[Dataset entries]
□ □ □
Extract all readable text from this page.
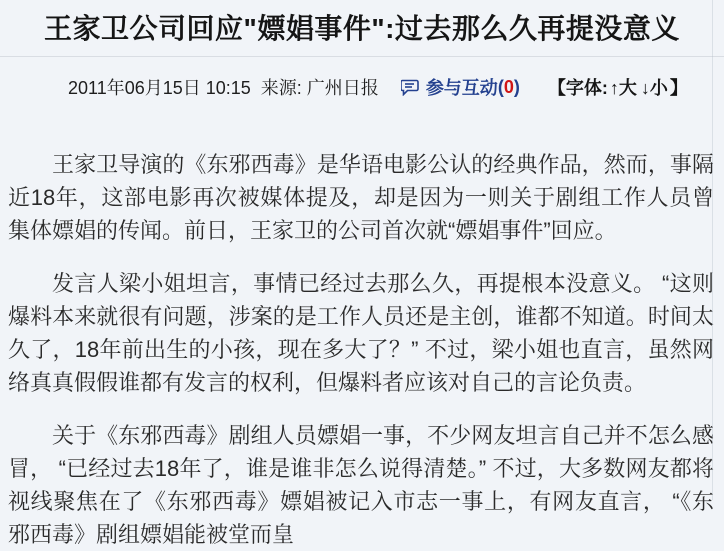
王家卫公司回应"嫖娼事件":过去那么久再提没意义
2011年06月15日 10:15 来源: 广州日报	参与互动 ( 0 ) 【字体: ↑大 ↓小 】

王家卫导演的《东邪西毒》是华语电影公认的经典作品，然而，事隔近18年，这部电影再次被媒体提及，却是因为一则关于剧组工作人员曾集体嫖娼的传闻。前日，王家卫的公司首次就“嫖娼事件”回应。

发言人梁小姐坦言，事情已经过去那么久，再提根本没意义。 “这则爆料本来就很有问题，涉案的是工作人员还是主创，谁都不知道。时间太久了，18年前出生的小孩，现在多大了？” 不过，梁小姐也直言，虽然网络真真假假谁都有发言的权利，但爆料者应该对自己的言论负责。

关于《东邪西毒》剧组人员嫖娼一事，不少网友坦言自己并不怎么感冒， “已经过去18年了，谁是谁非怎么说得清楚。” 不过，大多数网友都将视线聚焦在了《东邪西毒》嫖娼被记入市志一事上，有网友直言， “《东邪西毒》剧组嫖娼能被堂而皇
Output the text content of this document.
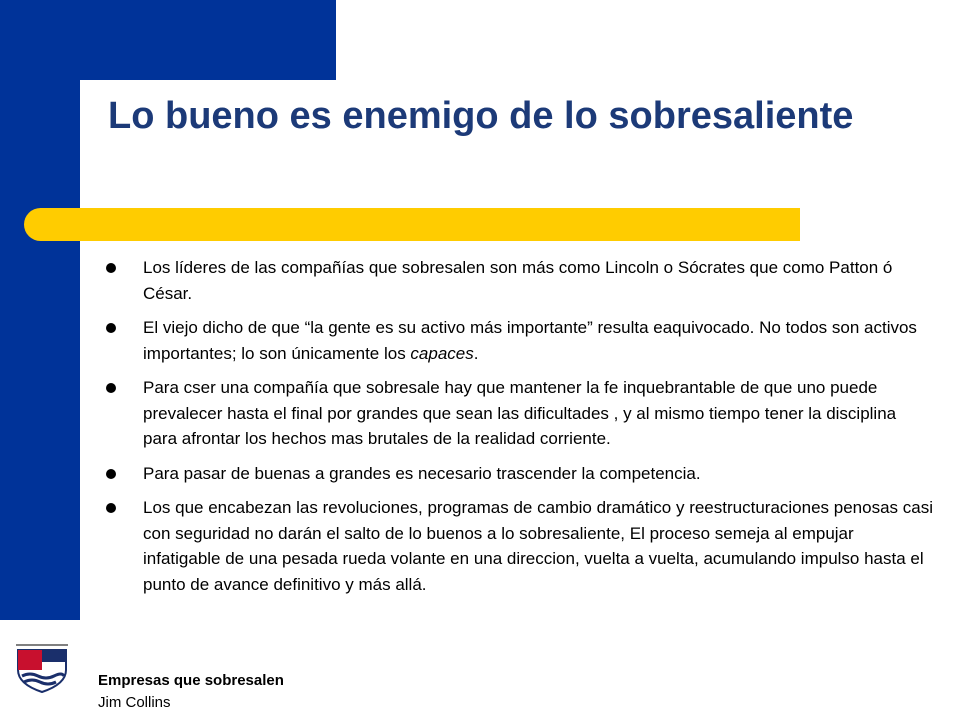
Lo bueno es enemigo de lo sobresaliente
Los líderes de las compañías que sobresalen son más como Lincoln o Sócrates que como Patton ó César.
El viejo dicho de que “la gente es su activo más importante” resulta eaquivocado. No todos son activos importantes; lo son únicamente los capaces.
Para cser una compañía que sobresale hay que mantener la fe inquebrantable de que uno puede prevalecer hasta el final por grandes que sean las dificultades , y al mismo tiempo tener la disciplina para afrontar los hechos mas brutales de la realidad corriente.
Para pasar de buenas a grandes es necesario trascender la competencia.
Los que encabezan las revoluciones, programas de cambio dramático y reestructuraciones penosas casi con seguridad no darán el salto de lo buenos a lo sobresaliente, El proceso semeja al empujar infatigable de una pesada rueda volante en una direccion, vuelta a vuelta, acumulando impulso hasta el punto de avance definitivo y más allá.

Empresas que sobresalen

Jim Collins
□ □ □
-- Goal --
Give only the number of lines in the material above where the string "嫖娼事件" appears.

-- Worked solution --
2